◆ **What to produce**
Copy each line of the following data that contains "summarization".
[Records supplied — start]
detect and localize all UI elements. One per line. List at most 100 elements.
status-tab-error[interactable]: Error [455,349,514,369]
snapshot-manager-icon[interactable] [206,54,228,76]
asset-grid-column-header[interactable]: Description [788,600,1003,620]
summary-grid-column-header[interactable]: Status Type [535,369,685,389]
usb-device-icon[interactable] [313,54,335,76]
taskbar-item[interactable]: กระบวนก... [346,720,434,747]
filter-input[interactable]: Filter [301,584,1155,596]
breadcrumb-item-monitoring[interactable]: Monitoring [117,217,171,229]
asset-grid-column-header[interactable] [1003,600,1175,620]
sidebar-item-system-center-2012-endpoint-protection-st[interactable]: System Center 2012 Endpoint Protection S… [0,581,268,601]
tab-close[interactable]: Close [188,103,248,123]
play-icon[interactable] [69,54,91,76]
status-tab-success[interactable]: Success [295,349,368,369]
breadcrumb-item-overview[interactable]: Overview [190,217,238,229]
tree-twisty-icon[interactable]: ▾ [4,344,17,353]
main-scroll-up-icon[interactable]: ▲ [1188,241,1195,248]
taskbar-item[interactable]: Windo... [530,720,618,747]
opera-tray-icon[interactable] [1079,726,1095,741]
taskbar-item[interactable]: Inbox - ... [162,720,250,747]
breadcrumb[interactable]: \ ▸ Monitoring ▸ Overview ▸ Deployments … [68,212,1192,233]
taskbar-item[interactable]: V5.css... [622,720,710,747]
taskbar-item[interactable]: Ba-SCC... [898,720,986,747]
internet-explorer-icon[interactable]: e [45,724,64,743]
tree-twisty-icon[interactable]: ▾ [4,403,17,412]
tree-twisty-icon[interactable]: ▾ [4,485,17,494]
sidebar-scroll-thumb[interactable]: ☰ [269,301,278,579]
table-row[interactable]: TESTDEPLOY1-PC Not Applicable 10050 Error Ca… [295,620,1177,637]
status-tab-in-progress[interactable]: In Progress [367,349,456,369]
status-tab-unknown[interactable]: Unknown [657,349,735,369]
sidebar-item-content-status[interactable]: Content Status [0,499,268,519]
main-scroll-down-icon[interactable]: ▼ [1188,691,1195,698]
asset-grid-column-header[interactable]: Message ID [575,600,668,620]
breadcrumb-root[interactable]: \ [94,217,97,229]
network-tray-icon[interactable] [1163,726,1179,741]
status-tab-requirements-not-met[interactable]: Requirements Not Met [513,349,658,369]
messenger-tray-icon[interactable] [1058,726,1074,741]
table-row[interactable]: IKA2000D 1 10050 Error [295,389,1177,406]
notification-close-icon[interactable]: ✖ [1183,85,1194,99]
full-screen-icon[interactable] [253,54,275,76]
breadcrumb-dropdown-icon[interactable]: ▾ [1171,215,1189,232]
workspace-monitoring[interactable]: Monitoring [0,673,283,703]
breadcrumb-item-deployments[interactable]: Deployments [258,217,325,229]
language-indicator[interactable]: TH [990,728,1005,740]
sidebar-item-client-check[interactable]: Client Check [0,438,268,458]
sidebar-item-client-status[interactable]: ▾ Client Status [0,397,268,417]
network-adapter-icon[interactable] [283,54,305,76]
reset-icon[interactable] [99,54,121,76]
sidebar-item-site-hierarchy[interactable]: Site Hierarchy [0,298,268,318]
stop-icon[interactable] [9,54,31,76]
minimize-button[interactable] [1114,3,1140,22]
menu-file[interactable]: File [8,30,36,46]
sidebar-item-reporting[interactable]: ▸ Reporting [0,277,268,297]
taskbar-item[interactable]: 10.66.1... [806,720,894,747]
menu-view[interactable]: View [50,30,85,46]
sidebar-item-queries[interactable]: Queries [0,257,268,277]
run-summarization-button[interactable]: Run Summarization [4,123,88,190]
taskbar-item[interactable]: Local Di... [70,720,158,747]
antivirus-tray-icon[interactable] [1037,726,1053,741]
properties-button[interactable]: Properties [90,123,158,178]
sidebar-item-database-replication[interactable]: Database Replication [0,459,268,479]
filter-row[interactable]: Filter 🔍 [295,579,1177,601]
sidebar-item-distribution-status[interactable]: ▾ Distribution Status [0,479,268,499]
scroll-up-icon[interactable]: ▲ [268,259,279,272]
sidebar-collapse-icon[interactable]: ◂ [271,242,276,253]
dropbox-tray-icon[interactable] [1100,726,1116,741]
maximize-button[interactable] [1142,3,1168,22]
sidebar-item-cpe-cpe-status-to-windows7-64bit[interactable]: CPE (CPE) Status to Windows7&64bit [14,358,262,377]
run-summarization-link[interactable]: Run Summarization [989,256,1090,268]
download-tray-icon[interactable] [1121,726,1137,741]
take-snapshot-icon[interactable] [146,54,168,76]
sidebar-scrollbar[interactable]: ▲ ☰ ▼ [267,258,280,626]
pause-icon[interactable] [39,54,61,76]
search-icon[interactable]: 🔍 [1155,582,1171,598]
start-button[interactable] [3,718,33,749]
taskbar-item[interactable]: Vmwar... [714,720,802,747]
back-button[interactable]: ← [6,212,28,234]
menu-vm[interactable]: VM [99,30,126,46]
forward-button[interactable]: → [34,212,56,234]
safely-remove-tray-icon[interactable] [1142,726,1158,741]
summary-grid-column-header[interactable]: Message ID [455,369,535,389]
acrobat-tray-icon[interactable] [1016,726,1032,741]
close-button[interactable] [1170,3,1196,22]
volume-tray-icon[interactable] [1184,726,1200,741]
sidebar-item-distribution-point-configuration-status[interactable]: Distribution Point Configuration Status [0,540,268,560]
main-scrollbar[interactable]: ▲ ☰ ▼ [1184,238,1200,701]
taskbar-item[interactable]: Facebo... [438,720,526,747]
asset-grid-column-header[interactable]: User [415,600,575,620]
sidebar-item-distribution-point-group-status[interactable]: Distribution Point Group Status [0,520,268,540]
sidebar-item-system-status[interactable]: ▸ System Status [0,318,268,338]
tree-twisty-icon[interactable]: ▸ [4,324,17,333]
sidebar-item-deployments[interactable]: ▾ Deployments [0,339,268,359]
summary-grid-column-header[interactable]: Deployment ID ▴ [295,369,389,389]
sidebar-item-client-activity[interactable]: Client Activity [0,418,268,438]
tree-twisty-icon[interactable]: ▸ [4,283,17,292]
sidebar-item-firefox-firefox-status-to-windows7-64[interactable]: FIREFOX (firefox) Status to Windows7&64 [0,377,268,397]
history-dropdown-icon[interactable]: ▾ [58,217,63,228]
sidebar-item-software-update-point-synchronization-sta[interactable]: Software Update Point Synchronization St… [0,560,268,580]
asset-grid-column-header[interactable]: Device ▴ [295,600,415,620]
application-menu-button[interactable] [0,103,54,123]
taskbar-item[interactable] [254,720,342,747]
[Records supplied — finish]
◆ **Exercise output**
run-summarization-button[interactable]: Run Summarization [4,123,88,190]
run-summarization-link[interactable]: Run Summarization [989,256,1090,268]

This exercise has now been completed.